### WORK TO DO:
Look through the lines and report how many include the word "delle", giving nothing but the number.

### LISTED ENTRIES:
◇ ◇ ◇ ◇

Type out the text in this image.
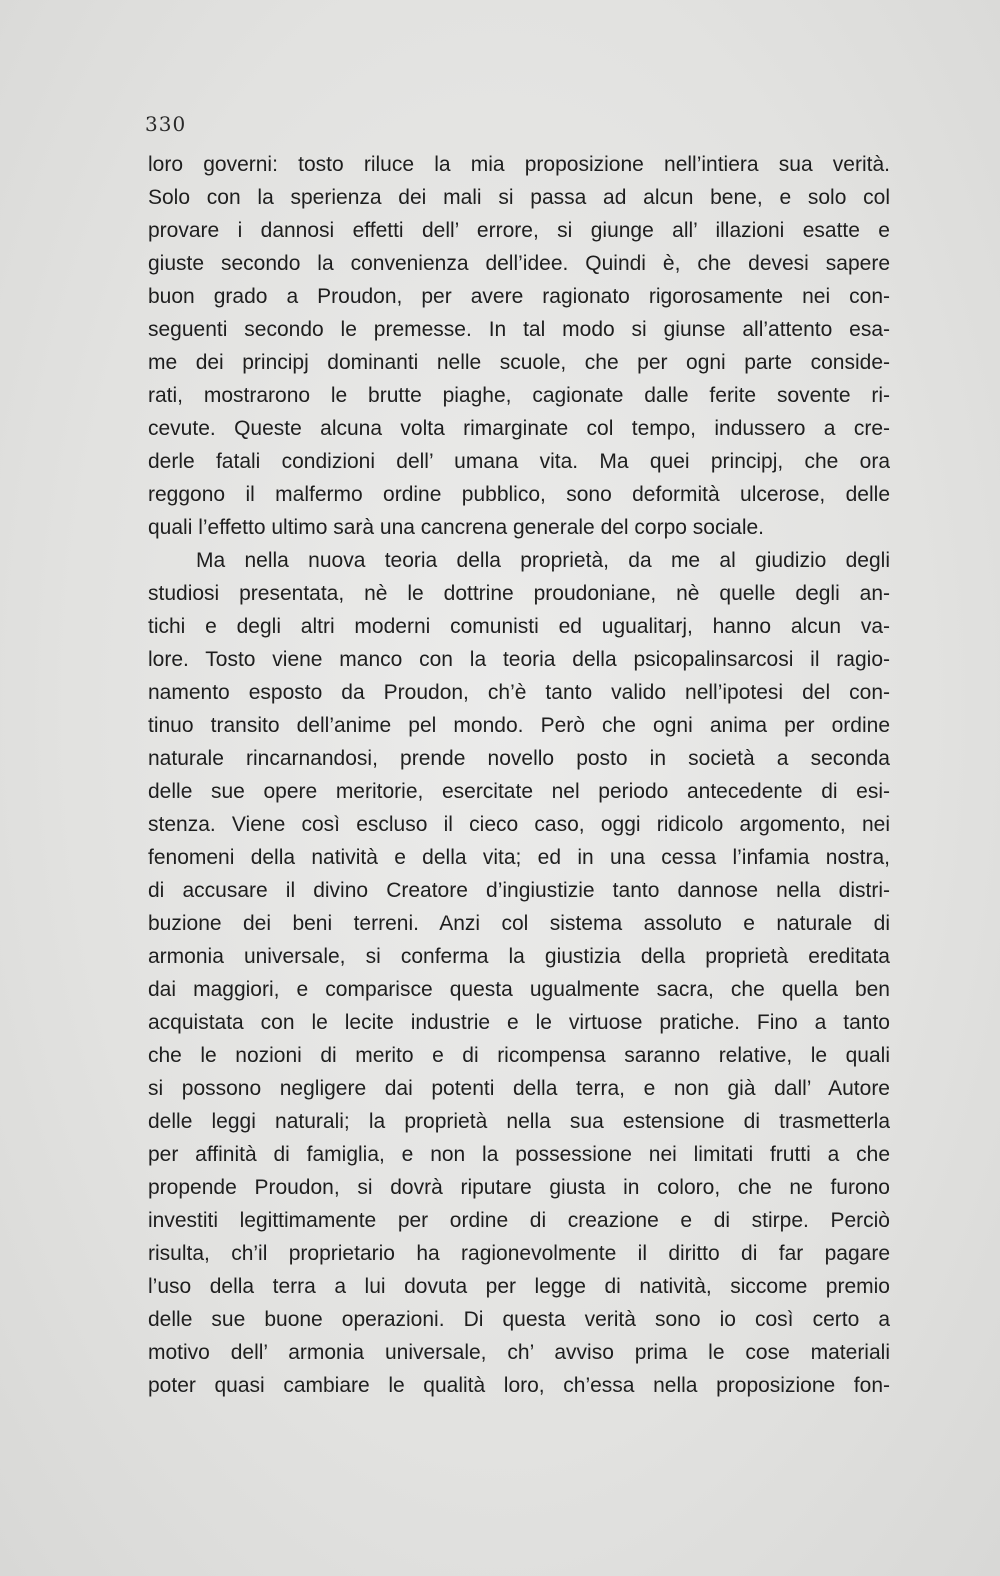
330
loro governi: tosto riluce la mia proposizione nell’intiera sua verità.
Solo con la sperienza dei mali si passa ad alcun bene, e solo col
provare i dannosi effetti dell’ errore, si giunge all’ illazioni esatte e
giuste secondo la convenienza dell’idee. Quindi è, che devesi sapere
buon grado a Proudon, per avere ragionato rigorosamente nei con-
seguenti secondo le premesse. In tal modo si giunse all’attento esa-
me dei principj dominanti nelle scuole, che per ogni parte conside-
rati, mostrarono le brutte piaghe, cagionate dalle ferite sovente ri-
cevute. Queste alcuna volta rimarginate col tempo, indussero a cre-
derle fatali condizioni dell’ umana vita. Ma quei principj, che ora
reggono il malfermo ordine pubblico, sono deformità ulcerose, delle
quali l’effetto ultimo sarà una cancrena generale del corpo sociale.
Ma nella nuova teoria della proprietà, da me al giudizio degli
studiosi presentata, nè le dottrine proudoniane, nè quelle degli an-
tichi e degli altri moderni comunisti ed ugualitarj, hanno alcun va-
lore. Tosto viene manco con la teoria della psicopalinsarcosi il ragio-
namento esposto da Proudon, ch’è tanto valido nell’ipotesi del con-
tinuo transito dell’anime pel mondo. Però che ogni anima per ordine
naturale rincarnandosi, prende novello posto in società a seconda
delle sue opere meritorie, esercitate nel periodo antecedente di esi-
stenza. Viene così escluso il cieco caso, oggi ridicolo argomento, nei
fenomeni della natività e della vita; ed in una cessa l’infamia nostra,
di accusare il divino Creatore d’ingiustizie tanto dannose nella distri-
buzione dei beni terreni. Anzi col sistema assoluto e naturale di
armonia universale, si conferma la giustizia della proprietà ereditata
dai maggiori, e comparisce questa ugualmente sacra, che quella ben
acquistata con le lecite industrie e le virtuose pratiche. Fino a tanto
che le nozioni di merito e di ricompensa saranno relative, le quali
si possono negligere dai potenti della terra, e non già dall’ Autore
delle leggi naturali; la proprietà nella sua estensione di trasmetterla
per affinità di famiglia, e non la possessione nei limitati frutti a che
propende Proudon, si dovrà riputare giusta in coloro, che ne furono
investiti legittimamente per ordine di creazione e di stirpe. Perciò
risulta, ch’il proprietario ha ragionevolmente il diritto di far pagare
l’uso della terra a lui dovuta per legge di natività, siccome premio
delle sue buone operazioni. Di questa verità sono io così certo a
motivo dell’ armonia universale, ch’ avviso prima le cose materiali
poter quasi cambiare le qualità loro, ch’essa nella proposizione fon-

◇ ◇ ◇ ◇

### REPLY TO THE TASK:
4